◆ **WHAT TO PRODUCE**
Reproduce the data exactly and drop any pictures it holds.

Dataset items

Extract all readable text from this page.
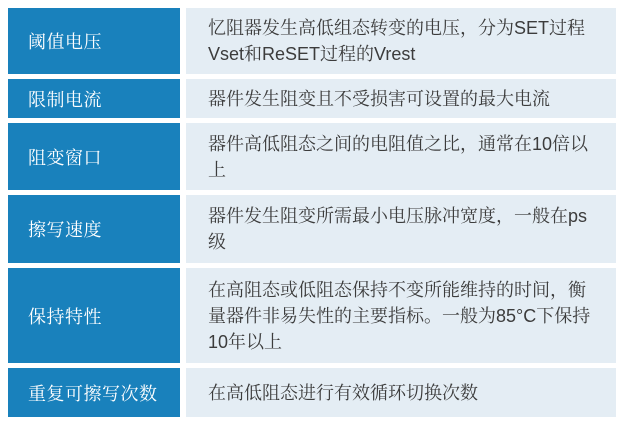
阈值电压
忆阻器发生高低组态转变的电压，分为SET过程Vset和ReSET过程的Vrest
限制电流	器件发生阻变且不受损害可设置的最大电流
阻变窗口
器件高低阻态之间的电阻值之比，通常在10倍以上
擦写速度
器件发生阻变所需最小电压脉冲宽度，一般在ps级
保持特性
在高阻态或低阻态保持不变所能维持的时间，衡量器件非易失性的主要指标。一般为85°C下保持10年以上
重复可擦写次数	在高低阻态进行有效循环切换次数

◆ **RESPONSE FOR THIS EXERCISE**
Extract all readable text from this page.
阈值电压
忆阻器发生高低组态转变的电压，分为SET过程Vset和ReSET过程的Vrest
限制电流	器件发生阻变且不受损害可设置的最大电流
阻变窗口
器件高低阻态之间的电阻值之比，通常在10倍以上
擦写速度
器件发生阻变所需最小电压脉冲宽度，一般在ps级
保持特性
在高阻态或低阻态保持不变所能维持的时间，衡量器件非易失性的主要指标。一般为85°C下保持10年以上
重复可擦写次数	在高低阻态进行有效循环切换次数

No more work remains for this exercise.